## Start Dataset excerpts

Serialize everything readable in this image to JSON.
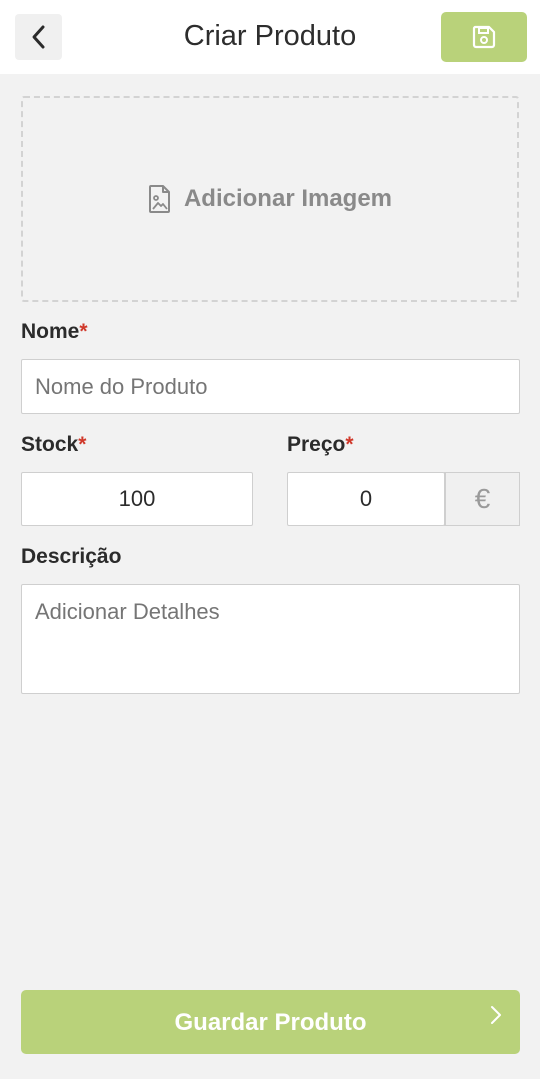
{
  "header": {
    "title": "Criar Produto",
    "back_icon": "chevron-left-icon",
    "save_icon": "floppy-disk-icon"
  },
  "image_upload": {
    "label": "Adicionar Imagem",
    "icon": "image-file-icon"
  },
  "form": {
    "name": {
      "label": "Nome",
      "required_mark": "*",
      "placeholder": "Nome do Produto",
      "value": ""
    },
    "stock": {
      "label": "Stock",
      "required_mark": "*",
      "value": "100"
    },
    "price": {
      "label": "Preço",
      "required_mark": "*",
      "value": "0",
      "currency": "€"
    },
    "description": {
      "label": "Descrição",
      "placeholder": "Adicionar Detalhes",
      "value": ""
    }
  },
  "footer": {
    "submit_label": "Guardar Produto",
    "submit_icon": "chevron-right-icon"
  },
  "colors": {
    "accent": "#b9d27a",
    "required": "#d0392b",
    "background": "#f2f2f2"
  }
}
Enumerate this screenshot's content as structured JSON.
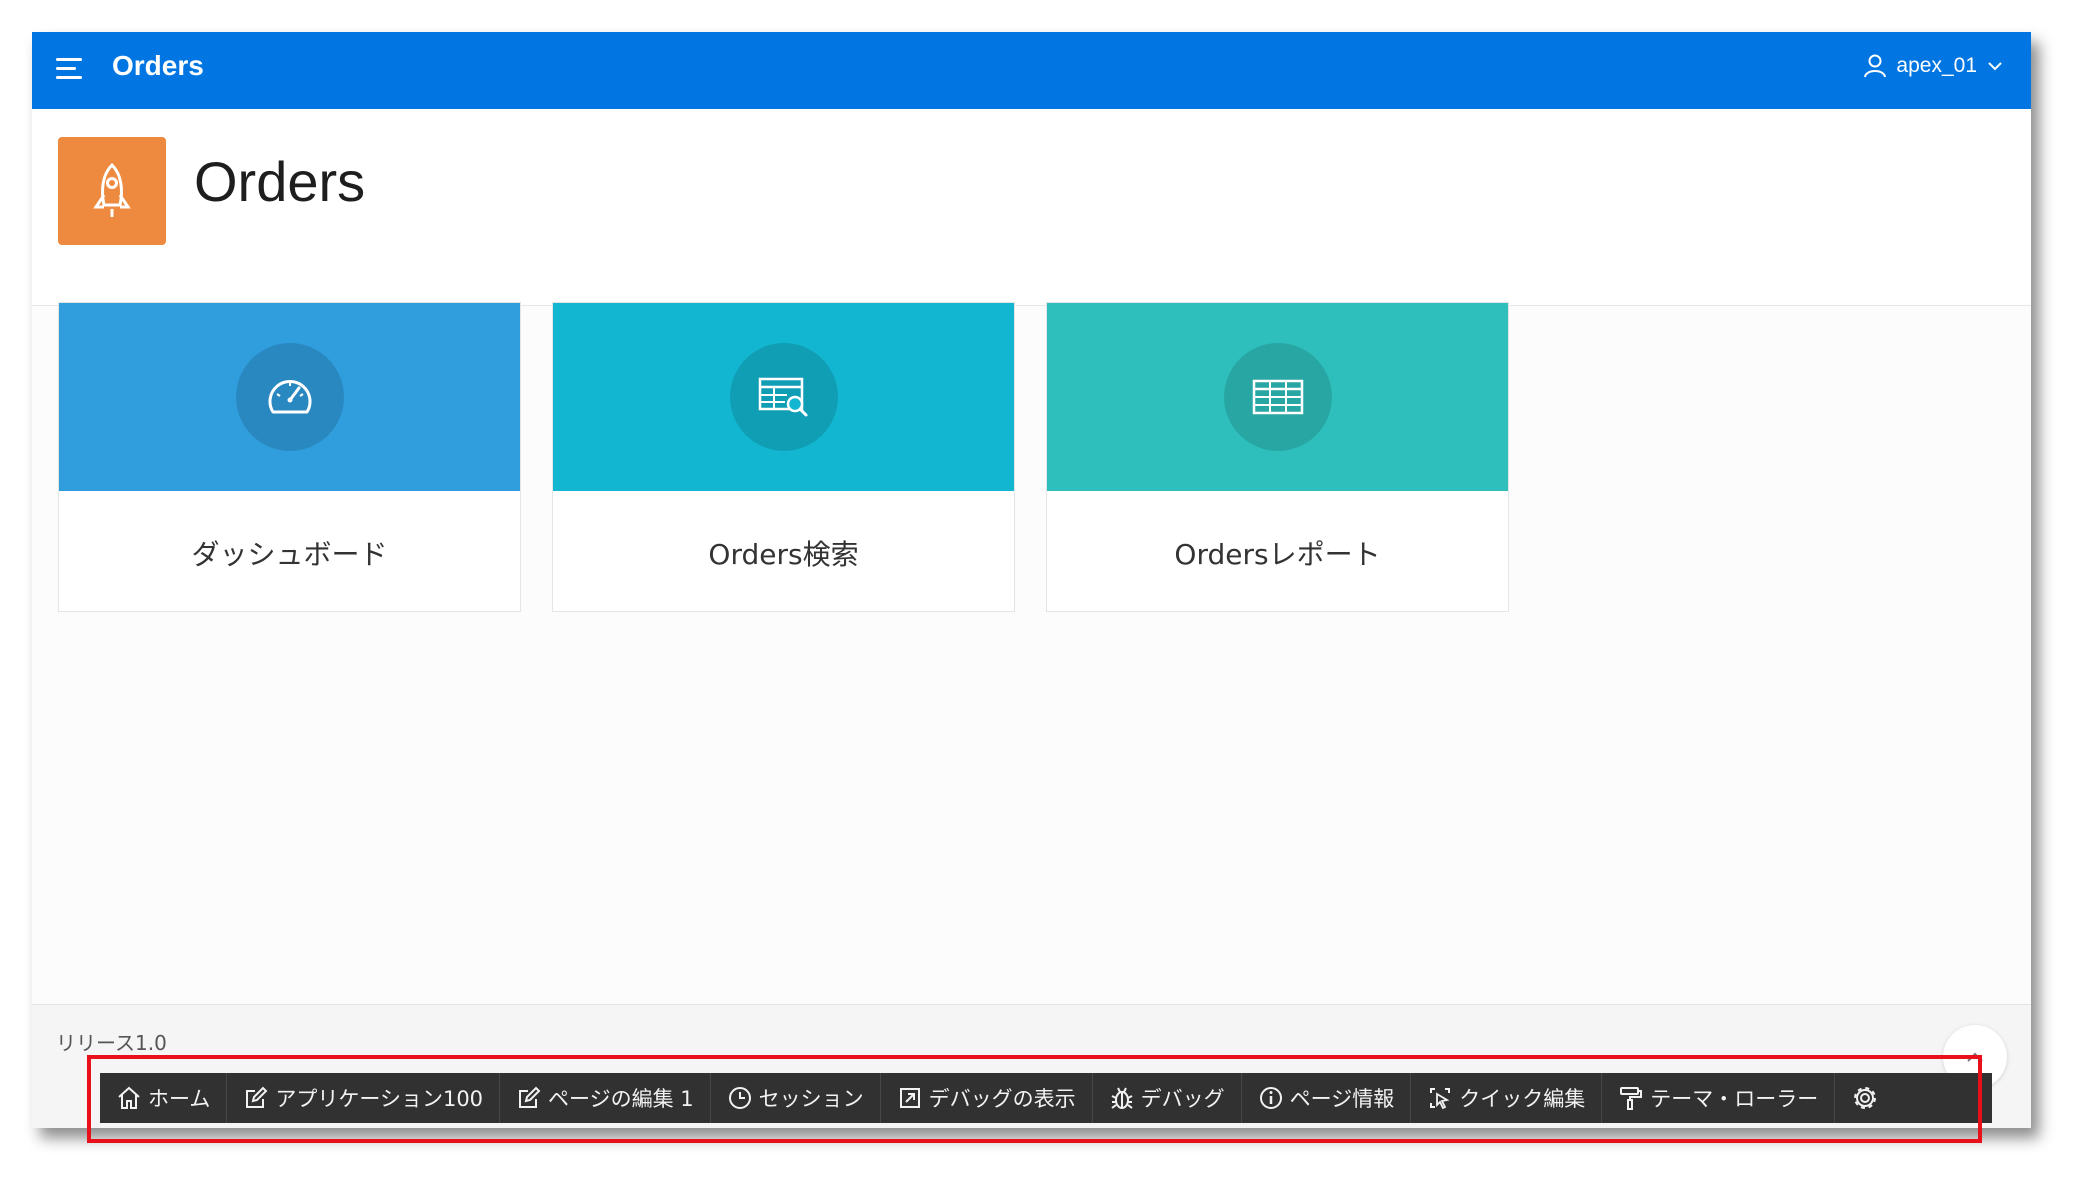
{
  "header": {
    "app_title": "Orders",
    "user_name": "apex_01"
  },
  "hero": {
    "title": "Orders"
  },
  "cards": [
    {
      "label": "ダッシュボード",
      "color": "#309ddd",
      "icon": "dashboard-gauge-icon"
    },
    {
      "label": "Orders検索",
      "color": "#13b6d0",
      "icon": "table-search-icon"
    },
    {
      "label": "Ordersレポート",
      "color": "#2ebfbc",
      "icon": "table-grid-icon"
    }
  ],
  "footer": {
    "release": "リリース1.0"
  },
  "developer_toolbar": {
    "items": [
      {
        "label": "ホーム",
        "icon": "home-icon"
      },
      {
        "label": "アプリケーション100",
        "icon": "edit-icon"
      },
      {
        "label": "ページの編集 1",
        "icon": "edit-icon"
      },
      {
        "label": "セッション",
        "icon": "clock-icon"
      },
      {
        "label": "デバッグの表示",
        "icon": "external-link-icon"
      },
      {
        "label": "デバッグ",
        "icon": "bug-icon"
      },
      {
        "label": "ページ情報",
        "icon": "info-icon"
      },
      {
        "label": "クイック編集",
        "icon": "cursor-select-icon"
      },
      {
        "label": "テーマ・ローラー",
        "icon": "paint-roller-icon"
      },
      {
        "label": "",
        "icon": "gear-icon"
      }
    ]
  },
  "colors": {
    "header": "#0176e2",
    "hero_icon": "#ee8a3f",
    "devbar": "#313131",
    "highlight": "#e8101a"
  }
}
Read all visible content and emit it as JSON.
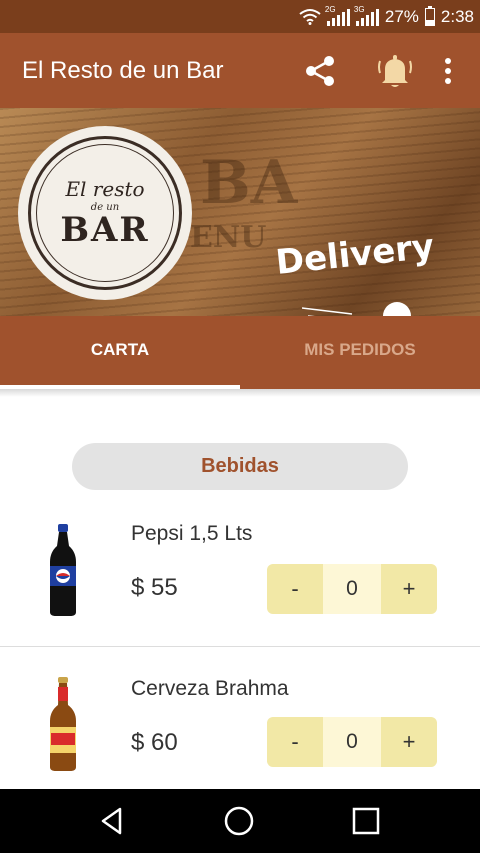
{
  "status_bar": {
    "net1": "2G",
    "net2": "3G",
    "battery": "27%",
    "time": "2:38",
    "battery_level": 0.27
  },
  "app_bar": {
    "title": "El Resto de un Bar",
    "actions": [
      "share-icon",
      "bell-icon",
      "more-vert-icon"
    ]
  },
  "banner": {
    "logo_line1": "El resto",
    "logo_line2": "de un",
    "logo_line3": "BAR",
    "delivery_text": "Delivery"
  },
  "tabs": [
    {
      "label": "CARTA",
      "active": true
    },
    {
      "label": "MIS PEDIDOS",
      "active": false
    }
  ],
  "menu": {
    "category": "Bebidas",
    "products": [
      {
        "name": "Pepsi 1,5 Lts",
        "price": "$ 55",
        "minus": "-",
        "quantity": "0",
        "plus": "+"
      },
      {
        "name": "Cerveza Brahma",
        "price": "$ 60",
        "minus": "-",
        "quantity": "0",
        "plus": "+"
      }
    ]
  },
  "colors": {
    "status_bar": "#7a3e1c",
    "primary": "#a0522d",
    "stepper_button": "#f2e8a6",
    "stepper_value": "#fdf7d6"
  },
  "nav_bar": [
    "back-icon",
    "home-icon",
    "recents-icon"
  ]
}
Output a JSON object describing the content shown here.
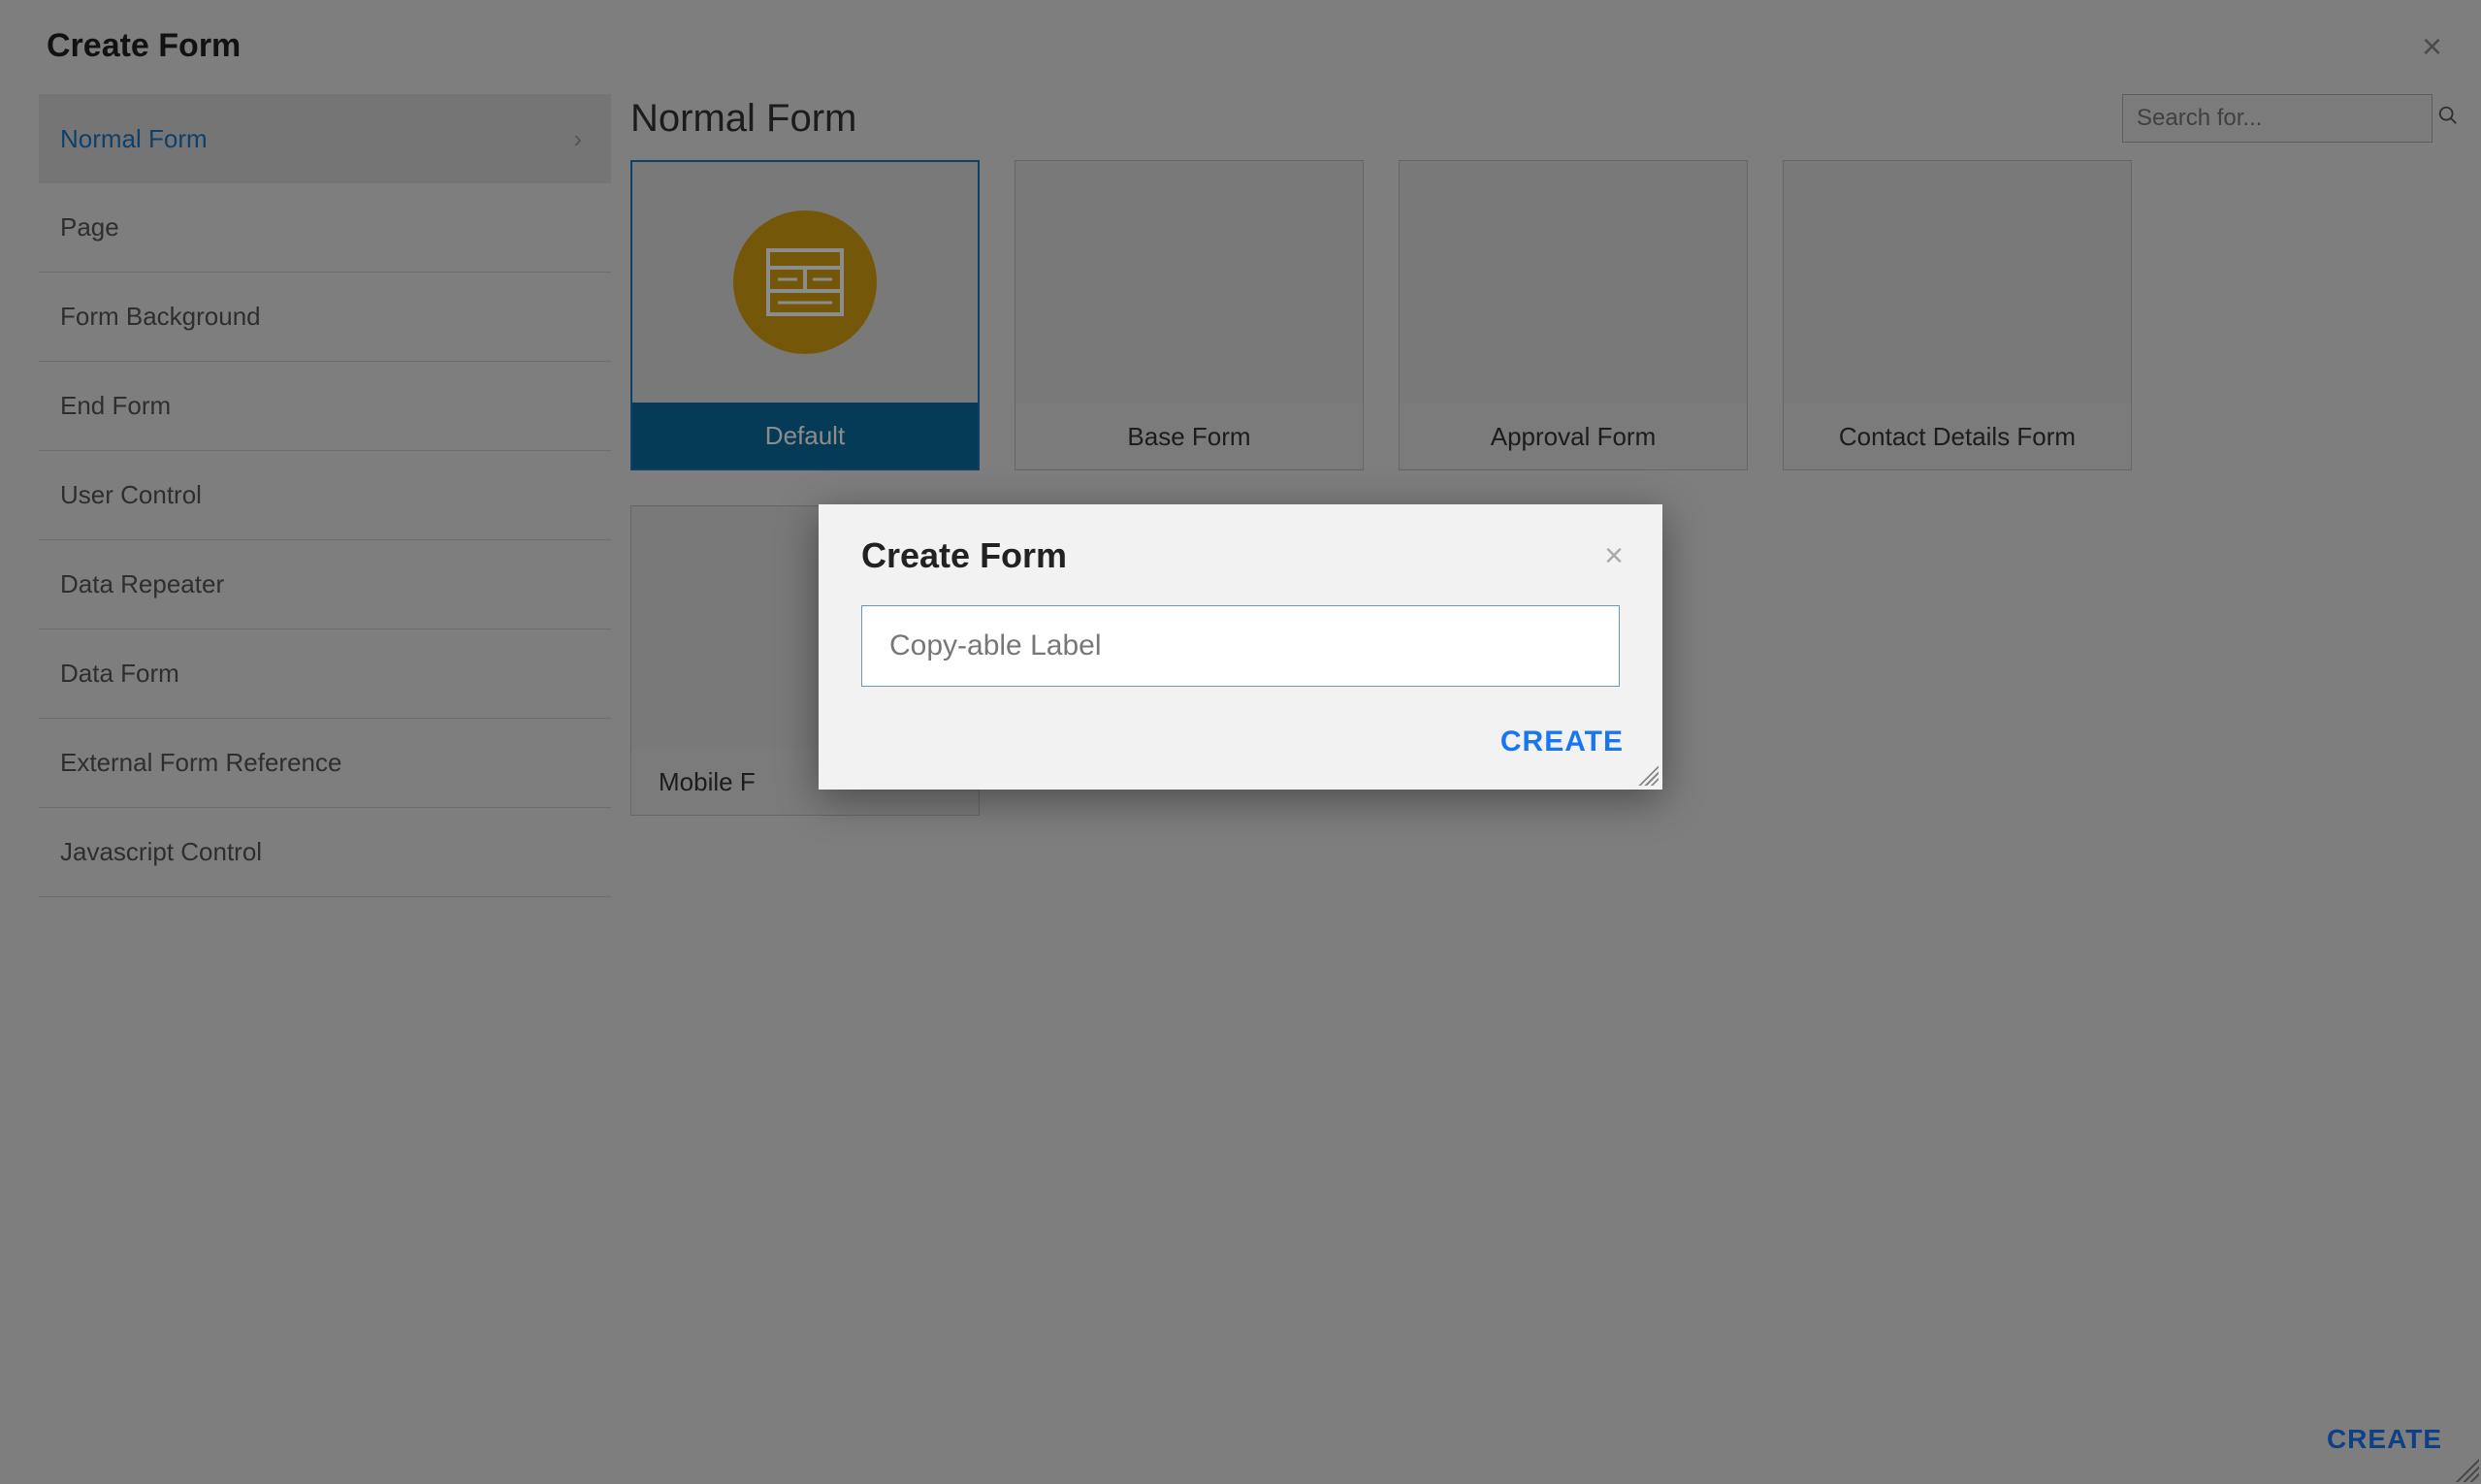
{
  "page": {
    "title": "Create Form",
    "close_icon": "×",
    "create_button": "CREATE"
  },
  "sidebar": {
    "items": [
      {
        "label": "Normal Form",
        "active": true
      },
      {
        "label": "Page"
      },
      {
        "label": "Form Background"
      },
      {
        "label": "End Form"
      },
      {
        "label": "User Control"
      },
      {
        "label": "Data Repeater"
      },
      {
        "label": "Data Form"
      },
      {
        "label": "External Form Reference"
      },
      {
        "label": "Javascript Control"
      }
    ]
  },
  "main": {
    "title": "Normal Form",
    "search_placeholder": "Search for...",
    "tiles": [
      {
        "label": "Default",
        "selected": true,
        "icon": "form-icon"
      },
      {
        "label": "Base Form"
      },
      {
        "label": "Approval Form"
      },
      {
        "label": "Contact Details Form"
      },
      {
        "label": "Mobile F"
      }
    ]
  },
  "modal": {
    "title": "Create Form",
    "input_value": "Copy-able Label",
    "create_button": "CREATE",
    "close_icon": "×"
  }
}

## End Dataset excerpts

## Problem to solve
Your task is to return the entries above exactly, with no pictures.

## Written solution
Serialize everything readable in this image to JSON.
{
  "header": {
    "title": "Criar Produto",
    "back_icon": "chevron-left-icon",
    "save_icon": "floppy-disk-icon"
  },
  "image_upload": {
    "label": "Adicionar Imagem",
    "icon": "image-file-icon"
  },
  "form": {
    "name": {
      "label": "Nome",
      "required_mark": "*",
      "placeholder": "Nome do Produto",
      "value": ""
    },
    "stock": {
      "label": "Stock",
      "required_mark": "*",
      "value": "100"
    },
    "price": {
      "label": "Preço",
      "required_mark": "*",
      "value": "0",
      "currency": "€"
    },
    "description": {
      "label": "Descrição",
      "placeholder": "Adicionar Detalhes",
      "value": ""
    }
  },
  "footer": {
    "submit_label": "Guardar Produto",
    "submit_icon": "chevron-right-icon"
  },
  "colors": {
    "accent": "#b9d27a",
    "required": "#d0392b",
    "background": "#f2f2f2"
  }
}
Enumerate this screenshot's content as structured JSON.
{
  "header": {
    "app_title": "Orders",
    "user_name": "apex_01"
  },
  "hero": {
    "title": "Orders"
  },
  "cards": [
    {
      "label": "ダッシュボード",
      "color": "#309ddd",
      "icon": "dashboard-gauge-icon"
    },
    {
      "label": "Orders検索",
      "color": "#13b6d0",
      "icon": "table-search-icon"
    },
    {
      "label": "Ordersレポート",
      "color": "#2ebfbc",
      "icon": "table-grid-icon"
    }
  ],
  "footer": {
    "release": "リリース1.0"
  },
  "developer_toolbar": {
    "items": [
      {
        "label": "ホーム",
        "icon": "home-icon"
      },
      {
        "label": "アプリケーション100",
        "icon": "edit-icon"
      },
      {
        "label": "ページの編集 1",
        "icon": "edit-icon"
      },
      {
        "label": "セッション",
        "icon": "clock-icon"
      },
      {
        "label": "デバッグの表示",
        "icon": "external-link-icon"
      },
      {
        "label": "デバッグ",
        "icon": "bug-icon"
      },
      {
        "label": "ページ情報",
        "icon": "info-icon"
      },
      {
        "label": "クイック編集",
        "icon": "cursor-select-icon"
      },
      {
        "label": "テーマ・ローラー",
        "icon": "paint-roller-icon"
      },
      {
        "label": "",
        "icon": "gear-icon"
      }
    ]
  },
  "colors": {
    "header": "#0176e2",
    "hero_icon": "#ee8a3f",
    "devbar": "#313131",
    "highlight": "#e8101a"
  }
}
Read all visible content and emit it as JSON.
{
  "status_bar": {
    "net1": "2G",
    "net2": "3G",
    "battery": "27%",
    "time": "2:38",
    "battery_level": 0.27
  },
  "app_bar": {
    "title": "El Resto de un Bar",
    "actions": [
      "share-icon",
      "bell-icon",
      "more-vert-icon"
    ]
  },
  "banner": {
    "logo_line1": "El resto",
    "logo_line2": "de un",
    "logo_line3": "BAR",
    "delivery_text": "Delivery"
  },
  "tabs": [
    {
      "label": "CARTA",
      "active": true
    },
    {
      "label": "MIS PEDIDOS",
      "active": false
    }
  ],
  "menu": {
    "category": "Bebidas",
    "products": [
      {
        "name": "Pepsi 1,5 Lts",
        "price": "$ 55",
        "minus": "-",
        "quantity": "0",
        "plus": "+"
      },
      {
        "name": "Cerveza Brahma",
        "price": "$ 60",
        "minus": "-",
        "quantity": "0",
        "plus": "+"
      }
    ]
  },
  "colors": {
    "status_bar": "#7a3e1c",
    "primary": "#a0522d",
    "stepper_button": "#f2e8a6",
    "stepper_value": "#fdf7d6"
  },
  "nav_bar": [
    "back-icon",
    "home-icon",
    "recents-icon"
  ]
}
Output a JSON object describing the content shown here.
{
  "page": {
    "title": "Create Form",
    "close_icon": "×",
    "create_button": "CREATE"
  },
  "sidebar": {
    "items": [
      {
        "label": "Normal Form",
        "active": true
      },
      {
        "label": "Page"
      },
      {
        "label": "Form Background"
      },
      {
        "label": "End Form"
      },
      {
        "label": "User Control"
      },
      {
        "label": "Data Repeater"
      },
      {
        "label": "Data Form"
      },
      {
        "label": "External Form Reference"
      },
      {
        "label": "Javascript Control"
      }
    ]
  },
  "main": {
    "title": "Normal Form",
    "search_placeholder": "Search for...",
    "tiles": [
      {
        "label": "Default",
        "selected": true,
        "icon": "form-icon"
      },
      {
        "label": "Base Form"
      },
      {
        "label": "Approval Form"
      },
      {
        "label": "Contact Details Form"
      },
      {
        "label": "Mobile F"
      }
    ]
  },
  "modal": {
    "title": "Create Form",
    "input_value": "Copy-able Label",
    "create_button": "CREATE",
    "close_icon": "×"
  }
}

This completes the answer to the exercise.